> [Available data]:
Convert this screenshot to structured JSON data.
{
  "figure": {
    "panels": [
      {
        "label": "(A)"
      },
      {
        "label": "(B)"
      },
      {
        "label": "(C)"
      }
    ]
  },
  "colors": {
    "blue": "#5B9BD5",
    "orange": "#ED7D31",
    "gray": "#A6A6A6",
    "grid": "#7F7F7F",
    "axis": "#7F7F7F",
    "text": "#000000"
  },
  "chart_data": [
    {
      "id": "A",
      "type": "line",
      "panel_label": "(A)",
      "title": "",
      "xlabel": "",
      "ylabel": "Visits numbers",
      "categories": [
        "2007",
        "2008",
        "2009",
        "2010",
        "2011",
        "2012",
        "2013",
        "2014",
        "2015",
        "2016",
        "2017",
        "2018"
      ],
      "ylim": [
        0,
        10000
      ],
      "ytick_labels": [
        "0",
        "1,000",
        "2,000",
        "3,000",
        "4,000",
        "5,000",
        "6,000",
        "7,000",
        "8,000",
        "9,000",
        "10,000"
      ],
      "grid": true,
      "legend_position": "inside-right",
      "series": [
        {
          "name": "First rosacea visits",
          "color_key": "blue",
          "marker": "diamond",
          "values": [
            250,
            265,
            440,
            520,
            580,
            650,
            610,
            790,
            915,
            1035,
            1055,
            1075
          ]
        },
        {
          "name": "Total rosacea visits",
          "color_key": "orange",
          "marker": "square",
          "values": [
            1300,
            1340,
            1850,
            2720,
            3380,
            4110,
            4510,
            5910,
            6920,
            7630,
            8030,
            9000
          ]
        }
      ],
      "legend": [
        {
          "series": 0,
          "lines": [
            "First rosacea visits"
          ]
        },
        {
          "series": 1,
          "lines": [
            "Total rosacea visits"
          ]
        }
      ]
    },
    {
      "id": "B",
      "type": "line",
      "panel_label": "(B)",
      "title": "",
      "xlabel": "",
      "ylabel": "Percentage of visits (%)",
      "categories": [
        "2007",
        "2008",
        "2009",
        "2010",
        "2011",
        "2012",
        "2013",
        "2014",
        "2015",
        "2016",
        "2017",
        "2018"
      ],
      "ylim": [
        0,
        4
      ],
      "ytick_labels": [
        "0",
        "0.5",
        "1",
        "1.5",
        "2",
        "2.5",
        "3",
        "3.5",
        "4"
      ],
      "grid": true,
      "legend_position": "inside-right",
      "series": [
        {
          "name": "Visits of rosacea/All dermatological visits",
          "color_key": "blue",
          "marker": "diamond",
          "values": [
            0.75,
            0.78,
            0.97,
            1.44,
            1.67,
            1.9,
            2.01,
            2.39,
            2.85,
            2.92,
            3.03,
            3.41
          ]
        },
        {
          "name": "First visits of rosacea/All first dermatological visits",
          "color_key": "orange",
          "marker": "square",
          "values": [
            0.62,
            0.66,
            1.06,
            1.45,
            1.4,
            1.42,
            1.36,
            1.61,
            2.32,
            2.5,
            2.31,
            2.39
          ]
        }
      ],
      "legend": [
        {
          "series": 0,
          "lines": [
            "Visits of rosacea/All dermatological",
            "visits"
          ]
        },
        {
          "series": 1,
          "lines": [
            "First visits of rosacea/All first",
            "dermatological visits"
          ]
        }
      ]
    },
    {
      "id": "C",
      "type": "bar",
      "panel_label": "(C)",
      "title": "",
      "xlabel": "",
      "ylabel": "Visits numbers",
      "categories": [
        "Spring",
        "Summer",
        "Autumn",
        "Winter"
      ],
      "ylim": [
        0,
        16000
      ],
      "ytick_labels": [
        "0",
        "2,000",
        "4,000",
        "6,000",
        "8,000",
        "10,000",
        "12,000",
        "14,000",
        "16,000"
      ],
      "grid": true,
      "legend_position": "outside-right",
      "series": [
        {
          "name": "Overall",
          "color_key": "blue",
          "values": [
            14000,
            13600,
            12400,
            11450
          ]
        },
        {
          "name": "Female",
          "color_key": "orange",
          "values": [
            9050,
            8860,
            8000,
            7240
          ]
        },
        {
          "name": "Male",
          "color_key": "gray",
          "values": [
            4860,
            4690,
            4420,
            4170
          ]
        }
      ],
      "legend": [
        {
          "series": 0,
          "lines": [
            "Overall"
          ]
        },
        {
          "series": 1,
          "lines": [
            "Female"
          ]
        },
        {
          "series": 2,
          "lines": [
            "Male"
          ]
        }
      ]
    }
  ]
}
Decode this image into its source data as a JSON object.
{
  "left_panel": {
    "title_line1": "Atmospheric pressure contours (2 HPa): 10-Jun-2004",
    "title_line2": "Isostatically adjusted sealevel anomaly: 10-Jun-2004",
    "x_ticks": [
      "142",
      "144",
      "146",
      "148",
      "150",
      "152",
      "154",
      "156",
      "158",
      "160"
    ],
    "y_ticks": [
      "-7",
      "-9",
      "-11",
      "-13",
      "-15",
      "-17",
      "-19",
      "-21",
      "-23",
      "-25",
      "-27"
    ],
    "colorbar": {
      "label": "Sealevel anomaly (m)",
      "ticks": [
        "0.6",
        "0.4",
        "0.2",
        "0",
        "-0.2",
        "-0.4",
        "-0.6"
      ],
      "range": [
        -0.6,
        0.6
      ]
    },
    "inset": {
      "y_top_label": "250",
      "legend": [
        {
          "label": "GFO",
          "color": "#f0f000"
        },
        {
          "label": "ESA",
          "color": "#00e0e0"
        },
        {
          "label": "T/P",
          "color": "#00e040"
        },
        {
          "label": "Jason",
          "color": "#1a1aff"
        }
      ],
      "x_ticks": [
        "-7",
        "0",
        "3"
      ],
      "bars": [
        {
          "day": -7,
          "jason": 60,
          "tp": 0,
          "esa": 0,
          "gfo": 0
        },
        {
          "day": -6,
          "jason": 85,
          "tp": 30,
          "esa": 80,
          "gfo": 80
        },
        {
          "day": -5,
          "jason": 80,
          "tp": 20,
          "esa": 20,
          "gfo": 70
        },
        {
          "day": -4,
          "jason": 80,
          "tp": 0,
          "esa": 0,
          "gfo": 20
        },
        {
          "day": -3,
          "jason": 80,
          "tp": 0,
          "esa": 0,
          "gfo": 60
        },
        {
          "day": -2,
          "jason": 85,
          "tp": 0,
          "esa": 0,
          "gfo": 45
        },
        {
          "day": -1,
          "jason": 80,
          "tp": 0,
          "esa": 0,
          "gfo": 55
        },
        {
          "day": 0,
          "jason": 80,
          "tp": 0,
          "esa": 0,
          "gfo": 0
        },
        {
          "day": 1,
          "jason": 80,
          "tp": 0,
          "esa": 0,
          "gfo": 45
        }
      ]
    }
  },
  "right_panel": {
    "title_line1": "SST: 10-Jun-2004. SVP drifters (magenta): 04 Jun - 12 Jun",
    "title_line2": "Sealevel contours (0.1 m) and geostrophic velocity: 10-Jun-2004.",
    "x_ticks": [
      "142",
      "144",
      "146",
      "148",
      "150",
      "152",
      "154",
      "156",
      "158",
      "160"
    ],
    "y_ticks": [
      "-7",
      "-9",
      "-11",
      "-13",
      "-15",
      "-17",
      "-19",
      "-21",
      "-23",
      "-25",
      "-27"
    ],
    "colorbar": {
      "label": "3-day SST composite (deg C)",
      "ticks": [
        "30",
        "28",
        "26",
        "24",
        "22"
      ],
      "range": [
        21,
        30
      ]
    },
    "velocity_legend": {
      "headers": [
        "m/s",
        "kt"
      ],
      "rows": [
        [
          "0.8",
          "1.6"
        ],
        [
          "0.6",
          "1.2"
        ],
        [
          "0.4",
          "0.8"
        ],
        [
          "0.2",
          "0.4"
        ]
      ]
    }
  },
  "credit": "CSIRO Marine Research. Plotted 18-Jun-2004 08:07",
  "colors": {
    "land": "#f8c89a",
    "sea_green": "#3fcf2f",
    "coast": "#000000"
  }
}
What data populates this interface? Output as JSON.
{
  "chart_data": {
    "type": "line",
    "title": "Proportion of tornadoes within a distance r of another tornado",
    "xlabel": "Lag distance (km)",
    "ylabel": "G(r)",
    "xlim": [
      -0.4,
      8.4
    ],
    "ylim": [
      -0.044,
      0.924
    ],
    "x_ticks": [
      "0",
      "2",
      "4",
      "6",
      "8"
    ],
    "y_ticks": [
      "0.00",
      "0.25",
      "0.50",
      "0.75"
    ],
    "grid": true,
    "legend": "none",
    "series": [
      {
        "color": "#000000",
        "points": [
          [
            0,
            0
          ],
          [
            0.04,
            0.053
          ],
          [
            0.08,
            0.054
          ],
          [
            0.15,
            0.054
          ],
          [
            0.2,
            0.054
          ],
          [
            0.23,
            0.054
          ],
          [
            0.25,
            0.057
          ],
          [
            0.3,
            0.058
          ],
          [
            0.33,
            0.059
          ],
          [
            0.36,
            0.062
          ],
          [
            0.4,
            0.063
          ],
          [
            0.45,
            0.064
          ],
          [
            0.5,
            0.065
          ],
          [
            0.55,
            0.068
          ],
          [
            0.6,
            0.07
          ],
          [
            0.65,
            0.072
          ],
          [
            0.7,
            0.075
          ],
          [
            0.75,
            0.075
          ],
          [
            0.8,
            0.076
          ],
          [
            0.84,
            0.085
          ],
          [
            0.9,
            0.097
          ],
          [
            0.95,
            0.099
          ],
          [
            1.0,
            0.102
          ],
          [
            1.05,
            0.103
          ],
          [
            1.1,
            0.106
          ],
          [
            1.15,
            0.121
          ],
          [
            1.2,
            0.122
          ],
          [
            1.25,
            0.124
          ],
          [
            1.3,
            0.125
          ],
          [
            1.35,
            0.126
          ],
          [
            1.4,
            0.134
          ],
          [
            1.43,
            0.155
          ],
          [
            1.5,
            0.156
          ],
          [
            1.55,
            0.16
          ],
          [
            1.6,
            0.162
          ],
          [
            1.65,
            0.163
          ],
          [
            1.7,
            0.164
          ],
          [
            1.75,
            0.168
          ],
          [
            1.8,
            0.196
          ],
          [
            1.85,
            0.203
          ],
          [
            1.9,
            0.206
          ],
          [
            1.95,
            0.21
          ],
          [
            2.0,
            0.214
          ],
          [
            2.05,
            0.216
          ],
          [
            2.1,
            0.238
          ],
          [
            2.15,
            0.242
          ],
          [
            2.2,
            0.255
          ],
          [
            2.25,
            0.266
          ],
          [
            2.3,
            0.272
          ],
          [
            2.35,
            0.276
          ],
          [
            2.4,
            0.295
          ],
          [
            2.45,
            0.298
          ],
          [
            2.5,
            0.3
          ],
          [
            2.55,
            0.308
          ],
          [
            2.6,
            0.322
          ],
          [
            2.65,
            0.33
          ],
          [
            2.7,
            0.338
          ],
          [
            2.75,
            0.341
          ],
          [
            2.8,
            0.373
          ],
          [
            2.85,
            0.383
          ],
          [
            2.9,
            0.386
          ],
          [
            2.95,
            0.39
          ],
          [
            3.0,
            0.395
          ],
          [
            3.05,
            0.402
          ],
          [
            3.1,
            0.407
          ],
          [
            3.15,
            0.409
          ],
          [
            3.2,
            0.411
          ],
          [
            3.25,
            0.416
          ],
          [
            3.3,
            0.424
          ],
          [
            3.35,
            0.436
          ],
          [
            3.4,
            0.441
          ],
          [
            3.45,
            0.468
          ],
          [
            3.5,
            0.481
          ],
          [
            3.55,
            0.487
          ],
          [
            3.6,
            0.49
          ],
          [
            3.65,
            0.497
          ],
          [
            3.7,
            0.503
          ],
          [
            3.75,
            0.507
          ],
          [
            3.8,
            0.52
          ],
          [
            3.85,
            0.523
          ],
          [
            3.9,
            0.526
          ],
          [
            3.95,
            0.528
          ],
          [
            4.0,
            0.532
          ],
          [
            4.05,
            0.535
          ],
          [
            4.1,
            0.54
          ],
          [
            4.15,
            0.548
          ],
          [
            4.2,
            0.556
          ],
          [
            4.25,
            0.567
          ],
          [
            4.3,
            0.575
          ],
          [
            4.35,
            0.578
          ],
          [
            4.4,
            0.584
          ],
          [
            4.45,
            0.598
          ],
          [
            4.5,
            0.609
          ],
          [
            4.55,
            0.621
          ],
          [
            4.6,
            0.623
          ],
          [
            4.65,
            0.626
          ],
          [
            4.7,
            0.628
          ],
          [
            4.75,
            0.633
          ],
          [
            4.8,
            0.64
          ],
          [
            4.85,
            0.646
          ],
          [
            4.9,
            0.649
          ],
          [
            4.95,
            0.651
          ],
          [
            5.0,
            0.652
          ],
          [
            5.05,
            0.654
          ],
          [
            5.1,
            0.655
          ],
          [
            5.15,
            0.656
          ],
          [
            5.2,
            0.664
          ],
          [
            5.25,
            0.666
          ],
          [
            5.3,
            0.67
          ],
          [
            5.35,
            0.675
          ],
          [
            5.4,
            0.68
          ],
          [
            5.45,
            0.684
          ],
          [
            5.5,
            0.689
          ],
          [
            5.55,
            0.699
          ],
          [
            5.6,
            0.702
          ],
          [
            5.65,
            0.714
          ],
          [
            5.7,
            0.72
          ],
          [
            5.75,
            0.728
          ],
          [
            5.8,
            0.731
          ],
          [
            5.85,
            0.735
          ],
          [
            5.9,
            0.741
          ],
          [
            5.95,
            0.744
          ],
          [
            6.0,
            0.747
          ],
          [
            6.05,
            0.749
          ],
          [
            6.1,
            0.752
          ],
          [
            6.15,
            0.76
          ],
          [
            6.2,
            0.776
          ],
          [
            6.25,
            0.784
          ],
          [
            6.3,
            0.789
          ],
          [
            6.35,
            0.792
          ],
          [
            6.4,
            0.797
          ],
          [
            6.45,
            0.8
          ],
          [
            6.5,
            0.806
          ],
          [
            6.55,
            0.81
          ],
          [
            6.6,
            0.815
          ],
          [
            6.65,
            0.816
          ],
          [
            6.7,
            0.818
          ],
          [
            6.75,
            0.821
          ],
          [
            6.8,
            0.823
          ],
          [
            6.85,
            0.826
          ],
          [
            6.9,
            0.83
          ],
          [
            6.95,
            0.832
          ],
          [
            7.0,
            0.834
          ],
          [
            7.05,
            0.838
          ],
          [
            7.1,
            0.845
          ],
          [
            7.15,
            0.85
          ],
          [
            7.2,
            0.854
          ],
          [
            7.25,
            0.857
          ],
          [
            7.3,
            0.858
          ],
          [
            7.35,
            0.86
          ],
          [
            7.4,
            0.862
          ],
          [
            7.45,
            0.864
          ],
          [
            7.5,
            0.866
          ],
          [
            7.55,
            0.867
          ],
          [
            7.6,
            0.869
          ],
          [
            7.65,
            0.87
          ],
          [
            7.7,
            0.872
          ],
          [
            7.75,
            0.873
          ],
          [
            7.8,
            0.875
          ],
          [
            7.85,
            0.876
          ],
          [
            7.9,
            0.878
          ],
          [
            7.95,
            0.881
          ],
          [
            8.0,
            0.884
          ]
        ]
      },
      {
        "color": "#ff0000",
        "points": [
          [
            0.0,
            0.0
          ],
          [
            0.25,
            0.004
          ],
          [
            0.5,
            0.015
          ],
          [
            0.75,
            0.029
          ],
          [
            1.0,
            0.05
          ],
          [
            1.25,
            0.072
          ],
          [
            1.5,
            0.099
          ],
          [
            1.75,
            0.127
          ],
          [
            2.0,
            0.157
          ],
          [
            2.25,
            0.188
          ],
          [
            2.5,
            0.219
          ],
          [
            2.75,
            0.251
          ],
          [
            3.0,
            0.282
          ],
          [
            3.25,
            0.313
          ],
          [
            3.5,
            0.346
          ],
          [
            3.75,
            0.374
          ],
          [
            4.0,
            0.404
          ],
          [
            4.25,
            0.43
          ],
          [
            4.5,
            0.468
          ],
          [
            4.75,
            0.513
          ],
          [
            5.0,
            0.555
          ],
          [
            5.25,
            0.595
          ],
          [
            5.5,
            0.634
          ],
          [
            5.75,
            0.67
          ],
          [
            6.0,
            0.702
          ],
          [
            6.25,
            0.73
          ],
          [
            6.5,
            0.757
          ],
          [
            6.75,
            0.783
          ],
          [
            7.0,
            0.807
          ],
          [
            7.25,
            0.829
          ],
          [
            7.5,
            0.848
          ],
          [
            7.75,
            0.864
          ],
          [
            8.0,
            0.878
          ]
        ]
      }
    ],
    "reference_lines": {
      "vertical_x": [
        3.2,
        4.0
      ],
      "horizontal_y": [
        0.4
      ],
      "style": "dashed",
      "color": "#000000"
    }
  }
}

> [Directive]:
Say how many lines of the data include the word "distance". Nothing other than the number should be given.

> [Output below]:
2